Sport & Soldi: al rugby il 2% dei contributi Coni allo sport

La nuova redistribuzione di un terzo dei contributi del Comitato Olimpico frutta al rugby quasi mezzo milione di euro.

Non andranno alle Olimpiadi, ma i rugbisti guadagnano una – seppur piccola – fetta della torta olimpica. Il Coni ieri ha annunciato la ripartizione per la stagione sportiva 2014/15 dei contributi (per quel che concerne parte sportiva, che vale poco più di un terzo dell’intero contributo annuo alle federazioni, ndr.) e come previsto e annunciato alla vigilia a pagare il conto è stato il calcio.

Alla FIGC, infatti, sono stati tagliati 25 milioni di euro, cioè il 40% rispetto a un anno fa, con il calcio che porta a casa ‘solo’ 37,5 milioni di euro. Che, comunque, sono il 26,83% dell’intero ammontare dei contributi Coni alle 45 Federazioni affiliate. E il rugby? Passa da 2.2 milioni a poco meno di 2.7 milioni, con un aumento del 22,47% rispetto a 12 mesi fa. Sull’intero ammontare dei contributi Coni, quindi, il rugby ‘pesa’ per l’1,93%.

- [ESERCIZI DA SVOLGERE]
A – Rispondi alle domande seguenti in base all'articolo sui contributi Coni.
(i) Per quale stagione sportiva il Coni ha annunciato la ripartizione dei contributi?
(ii) Di quanti milioni di euro è stato tagliato il contributo alla FIGC?
(iii) Di quale percentuale è aumentato il contributo al rugby rispetto a 12 mesi prima?
B – Trascrivi alla lettera il passo dell'articolo sui contributi Coni che comincia con "La nuova redistribuzione" e finisce con "stato il calcio.".
C – Riscrivi in forma di elenco il paragrafo dell'articolo sui contributi Coni che inizia con "Alla FIGC, infatti", mantenendone i dati principali.

- [Voci del dataset]

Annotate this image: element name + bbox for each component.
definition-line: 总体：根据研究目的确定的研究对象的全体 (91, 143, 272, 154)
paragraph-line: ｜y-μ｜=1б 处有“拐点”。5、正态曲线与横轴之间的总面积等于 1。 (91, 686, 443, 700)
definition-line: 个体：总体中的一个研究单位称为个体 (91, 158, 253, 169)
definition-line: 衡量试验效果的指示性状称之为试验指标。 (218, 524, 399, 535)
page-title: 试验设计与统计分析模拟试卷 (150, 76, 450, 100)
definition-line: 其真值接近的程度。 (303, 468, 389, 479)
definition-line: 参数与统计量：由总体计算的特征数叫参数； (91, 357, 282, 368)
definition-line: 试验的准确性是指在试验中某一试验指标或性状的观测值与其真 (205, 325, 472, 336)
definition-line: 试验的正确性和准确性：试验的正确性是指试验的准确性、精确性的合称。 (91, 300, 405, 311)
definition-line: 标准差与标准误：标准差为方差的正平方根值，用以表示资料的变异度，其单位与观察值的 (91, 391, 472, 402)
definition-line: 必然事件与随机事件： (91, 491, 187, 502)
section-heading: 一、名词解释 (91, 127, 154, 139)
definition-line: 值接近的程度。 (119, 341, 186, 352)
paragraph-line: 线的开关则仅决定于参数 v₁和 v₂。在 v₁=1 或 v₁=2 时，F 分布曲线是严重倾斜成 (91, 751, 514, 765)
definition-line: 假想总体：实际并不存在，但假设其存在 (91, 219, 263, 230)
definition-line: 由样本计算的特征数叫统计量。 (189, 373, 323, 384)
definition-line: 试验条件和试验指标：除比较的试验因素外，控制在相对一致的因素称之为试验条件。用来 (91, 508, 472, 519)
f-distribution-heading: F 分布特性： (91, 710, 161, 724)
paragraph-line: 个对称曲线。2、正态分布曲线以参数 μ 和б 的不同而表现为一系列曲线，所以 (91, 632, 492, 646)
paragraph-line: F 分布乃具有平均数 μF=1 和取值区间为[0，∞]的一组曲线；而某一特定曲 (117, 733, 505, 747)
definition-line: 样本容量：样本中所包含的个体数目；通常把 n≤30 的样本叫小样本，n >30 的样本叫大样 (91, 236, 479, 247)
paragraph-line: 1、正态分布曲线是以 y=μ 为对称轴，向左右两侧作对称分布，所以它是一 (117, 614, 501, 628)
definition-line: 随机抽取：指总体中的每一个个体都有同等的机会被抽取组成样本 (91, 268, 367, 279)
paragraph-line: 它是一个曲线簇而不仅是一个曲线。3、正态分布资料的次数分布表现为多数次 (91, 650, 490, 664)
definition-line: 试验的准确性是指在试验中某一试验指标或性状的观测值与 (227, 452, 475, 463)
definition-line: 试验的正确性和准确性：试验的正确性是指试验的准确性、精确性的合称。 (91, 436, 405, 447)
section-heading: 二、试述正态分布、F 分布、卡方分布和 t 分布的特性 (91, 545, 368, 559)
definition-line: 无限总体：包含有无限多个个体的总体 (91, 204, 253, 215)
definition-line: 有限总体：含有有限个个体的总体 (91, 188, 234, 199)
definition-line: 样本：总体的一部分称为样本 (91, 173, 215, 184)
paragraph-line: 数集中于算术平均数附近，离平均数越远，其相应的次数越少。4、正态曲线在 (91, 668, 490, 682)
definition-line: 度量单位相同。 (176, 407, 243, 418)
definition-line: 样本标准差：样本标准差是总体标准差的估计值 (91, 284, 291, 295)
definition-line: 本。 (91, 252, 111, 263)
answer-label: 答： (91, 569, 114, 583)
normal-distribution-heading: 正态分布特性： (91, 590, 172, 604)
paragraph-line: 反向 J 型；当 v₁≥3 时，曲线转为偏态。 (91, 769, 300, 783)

- [RISPOSTE AGLI ESERCIZI]
A –
(i) La stagione sportiva 2014/15.
(ii) 25 milioni di euro.
(iii) Del 22,47%.

B –
La nuova redistribuzione di un terzo dei contributi del Comitato Olimpico frutta al rugby quasi mezzo milione di euro.

Non andranno alle Olimpiadi, ma i rugbisti guadagnano una – seppur piccola – fetta della torta olimpica. Il Coni ieri ha annunciato la ripartizione per la stagione sportiva 2014/15 dei contributi (per quel che concerne parte sportiva, che vale poco più di un terzo dell’intero contributo annuo alle federazioni, ndr.) e come previsto e annunciato alla vigilia a pagare il conto è stato il calcio.

C –
- Alla FIGC sono stati tagliati 25 milioni di euro, il 40% in meno rispetto a un anno prima.
- Il calcio riceve 37,5 milioni di euro, pari al 26,83% dei contributi Coni alle 45 Federazioni affiliate.
- Il rugby passa da 2.2 milioni a poco meno di 2.7 milioni, con un aumento del 22,47% in 12 mesi.
- Il rugby pesa per l'1,93% sull'intero ammontare dei contributi Coni.